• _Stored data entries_
%%
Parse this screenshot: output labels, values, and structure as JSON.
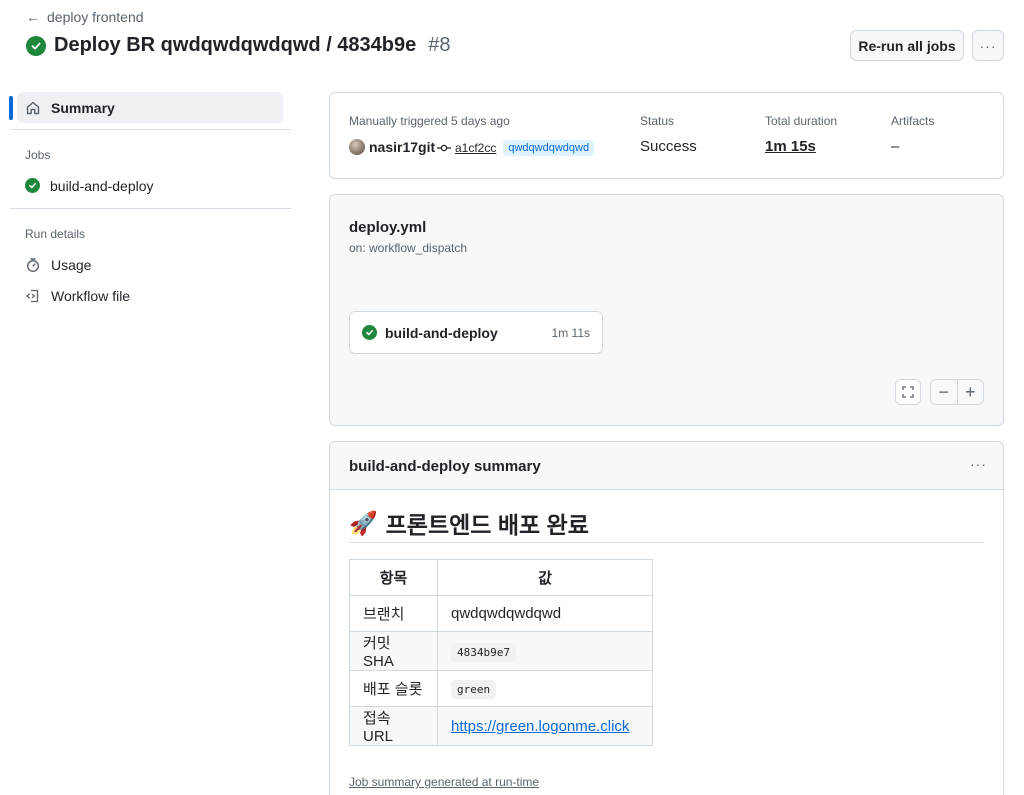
{
  "header": {
    "back_label": "deploy frontend",
    "title": "Deploy BR qwdqwdqwdqwd / 4834b9e",
    "run_number": "#8",
    "rerun_label": "Re-run all jobs",
    "more_label": "···"
  },
  "sidebar": {
    "summary_label": "Summary",
    "jobs_heading": "Jobs",
    "job_label": "build-and-deploy",
    "run_details_heading": "Run details",
    "usage_label": "Usage",
    "workflow_file_label": "Workflow file"
  },
  "run_info": {
    "trigger_label": "Manually triggered 5 days ago",
    "actor": "nasir17git",
    "commit_sha": "a1cf2cc",
    "branch": "qwdqwdqwdqwd",
    "status_label": "Status",
    "status_value": "Success",
    "duration_label": "Total duration",
    "duration_value": "1m 15s",
    "artifacts_label": "Artifacts",
    "artifacts_value": "–"
  },
  "graph": {
    "workflow_file": "deploy.yml",
    "trigger": "on: workflow_dispatch",
    "job_name": "build-and-deploy",
    "job_duration": "1m 11s",
    "zoom_out": "−",
    "zoom_in": "+"
  },
  "summary": {
    "title": "build-and-deploy summary",
    "more_label": "···",
    "heading_emoji": "🚀",
    "heading": "프론트엔드 배포 완료",
    "table": {
      "headers": [
        "항목",
        "값"
      ],
      "rows": [
        [
          "브랜치",
          "qwdqwdqwdqwd"
        ],
        [
          "커밋 SHA",
          "4834b9e7"
        ],
        [
          "배포 슬롯",
          "green"
        ],
        [
          "접속 URL",
          "https://green.logonme.click"
        ]
      ]
    },
    "footer": "Job summary generated at run-time"
  },
  "colors": {
    "success": "#1f883d",
    "accent": "#0969da",
    "border": "#d1d9e0",
    "muted_bg": "#f6f8fa"
  },
  "icons": [
    "arrow-left-icon",
    "check-circle-icon",
    "home-icon",
    "stopwatch-icon",
    "workflow-file-icon",
    "commit-icon",
    "fullscreen-icon",
    "rocket-icon",
    "kebab-icon"
  ]
}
%%
• _Directive_
Extract the full listing exactly, with the pictures left out.

• _Finished answer_
Parse this screenshot: output labels, values, and structure as JSON.
{
  "header": {
    "back_label": "deploy frontend",
    "title": "Deploy BR qwdqwdqwdqwd / 4834b9e",
    "run_number": "#8",
    "rerun_label": "Re-run all jobs",
    "more_label": "···"
  },
  "sidebar": {
    "summary_label": "Summary",
    "jobs_heading": "Jobs",
    "job_label": "build-and-deploy",
    "run_details_heading": "Run details",
    "usage_label": "Usage",
    "workflow_file_label": "Workflow file"
  },
  "run_info": {
    "trigger_label": "Manually triggered 5 days ago",
    "actor": "nasir17git",
    "commit_sha": "a1cf2cc",
    "branch": "qwdqwdqwdqwd",
    "status_label": "Status",
    "status_value": "Success",
    "duration_label": "Total duration",
    "duration_value": "1m 15s",
    "artifacts_label": "Artifacts",
    "artifacts_value": "–"
  },
  "graph": {
    "workflow_file": "deploy.yml",
    "trigger": "on: workflow_dispatch",
    "job_name": "build-and-deploy",
    "job_duration": "1m 11s",
    "zoom_out": "−",
    "zoom_in": "+"
  },
  "summary": {
    "title": "build-and-deploy summary",
    "more_label": "···",
    "heading_emoji": "🚀",
    "heading": "프론트엔드 배포 완료",
    "table": {
      "headers": [
        "항목",
        "값"
      ],
      "rows": [
        [
          "브랜치",
          "qwdqwdqwdqwd"
        ],
        [
          "커밋 SHA",
          "4834b9e7"
        ],
        [
          "배포 슬롯",
          "green"
        ],
        [
          "접속 URL",
          "https://green.logonme.click"
        ]
      ]
    },
    "footer": "Job summary generated at run-time"
  },
  "colors": {
    "success": "#1f883d",
    "accent": "#0969da",
    "border": "#d1d9e0",
    "muted_bg": "#f6f8fa"
  },
  "icons": [
    "arrow-left-icon",
    "check-circle-icon",
    "home-icon",
    "stopwatch-icon",
    "workflow-file-icon",
    "commit-icon",
    "fullscreen-icon",
    "rocket-icon",
    "kebab-icon"
  ]
}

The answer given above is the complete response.